> **Prompt**:
Quote every line as written. Omit pictures.

> **Records shown**:
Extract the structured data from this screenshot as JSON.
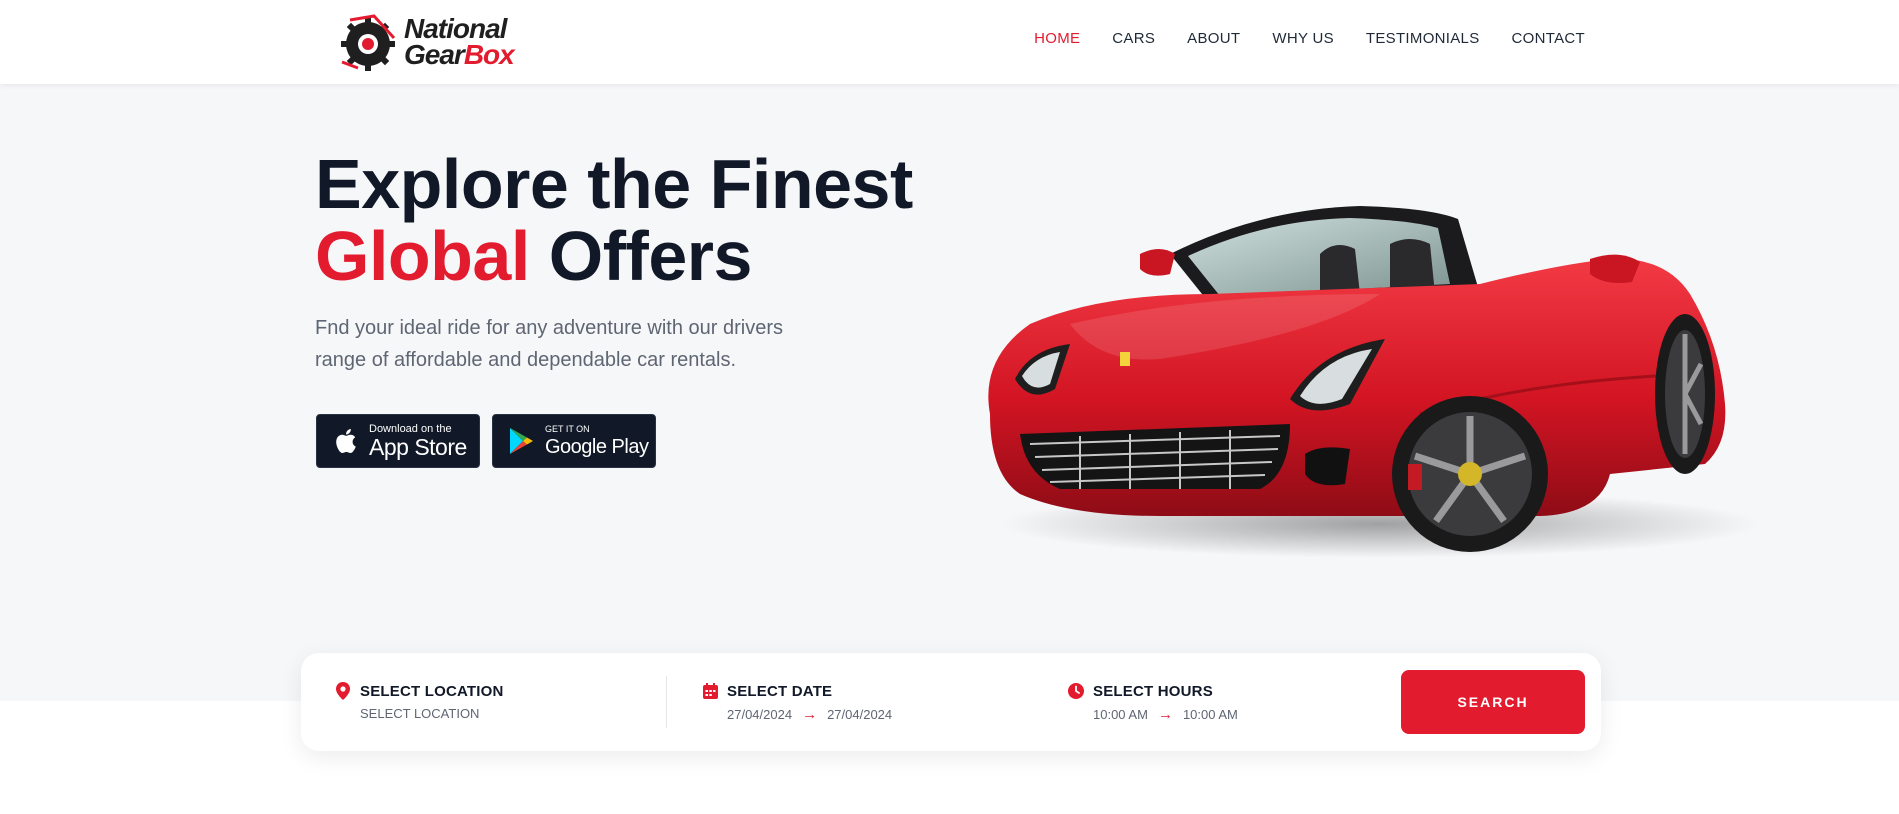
{
  "brand": {
    "line1": "National",
    "line2_a": "Gear",
    "line2_b": "Box",
    "accent_color": "#e31b2f",
    "gear_icon": "gear-logo-icon"
  },
  "nav": [
    {
      "label": "HOME",
      "active": true
    },
    {
      "label": "CARS",
      "active": false
    },
    {
      "label": "ABOUT",
      "active": false
    },
    {
      "label": "WHY US",
      "active": false
    },
    {
      "label": "TESTIMONIALS",
      "active": false
    },
    {
      "label": "CONTACT",
      "active": false
    }
  ],
  "hero": {
    "headline_line1": "Explore the Finest",
    "headline_red": "Global",
    "headline_rest": "Offers",
    "subtext": "Fnd your ideal ride for any adventure with our drivers range of affordable and dependable car rentals.",
    "appstore": {
      "small": "Download on the",
      "big": "App Store",
      "icon": "apple-icon"
    },
    "googleplay": {
      "small": "GET IT ON",
      "big": "Google Play",
      "icon": "google-play-icon"
    },
    "car_image": "red-convertible-sports-car"
  },
  "search": {
    "location": {
      "title": "SELECT LOCATION",
      "value": "SELECT LOCATION",
      "icon": "location-pin-icon"
    },
    "date": {
      "title": "SELECT DATE",
      "from": "27/04/2024",
      "to": "27/04/2024",
      "icon": "calendar-icon"
    },
    "hours": {
      "title": "SELECT HOURS",
      "from": "10:00 AM",
      "to": "10:00 AM",
      "icon": "clock-icon"
    },
    "button": "SEARCH"
  },
  "colors": {
    "accent": "#e31b2f",
    "dark": "#111827",
    "hero_bg": "#f6f7f9"
  }
}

> **Answer**:
Extract the structured data from this screenshot as JSON.
{
  "brand": {
    "line1": "National",
    "line2_a": "Gear",
    "line2_b": "Box",
    "accent_color": "#e31b2f",
    "gear_icon": "gear-logo-icon"
  },
  "nav": [
    {
      "label": "HOME",
      "active": true
    },
    {
      "label": "CARS",
      "active": false
    },
    {
      "label": "ABOUT",
      "active": false
    },
    {
      "label": "WHY US",
      "active": false
    },
    {
      "label": "TESTIMONIALS",
      "active": false
    },
    {
      "label": "CONTACT",
      "active": false
    }
  ],
  "hero": {
    "headline_line1": "Explore the Finest",
    "headline_red": "Global",
    "headline_rest": "Offers",
    "subtext": "Fnd your ideal ride for any adventure with our drivers range of affordable and dependable car rentals.",
    "appstore": {
      "small": "Download on the",
      "big": "App Store",
      "icon": "apple-icon"
    },
    "googleplay": {
      "small": "GET IT ON",
      "big": "Google Play",
      "icon": "google-play-icon"
    },
    "car_image": "red-convertible-sports-car"
  },
  "search": {
    "location": {
      "title": "SELECT LOCATION",
      "value": "SELECT LOCATION",
      "icon": "location-pin-icon"
    },
    "date": {
      "title": "SELECT DATE",
      "from": "27/04/2024",
      "to": "27/04/2024",
      "icon": "calendar-icon"
    },
    "hours": {
      "title": "SELECT HOURS",
      "from": "10:00 AM",
      "to": "10:00 AM",
      "icon": "clock-icon"
    },
    "button": "SEARCH"
  },
  "colors": {
    "accent": "#e31b2f",
    "dark": "#111827",
    "hero_bg": "#f6f7f9"
  }
}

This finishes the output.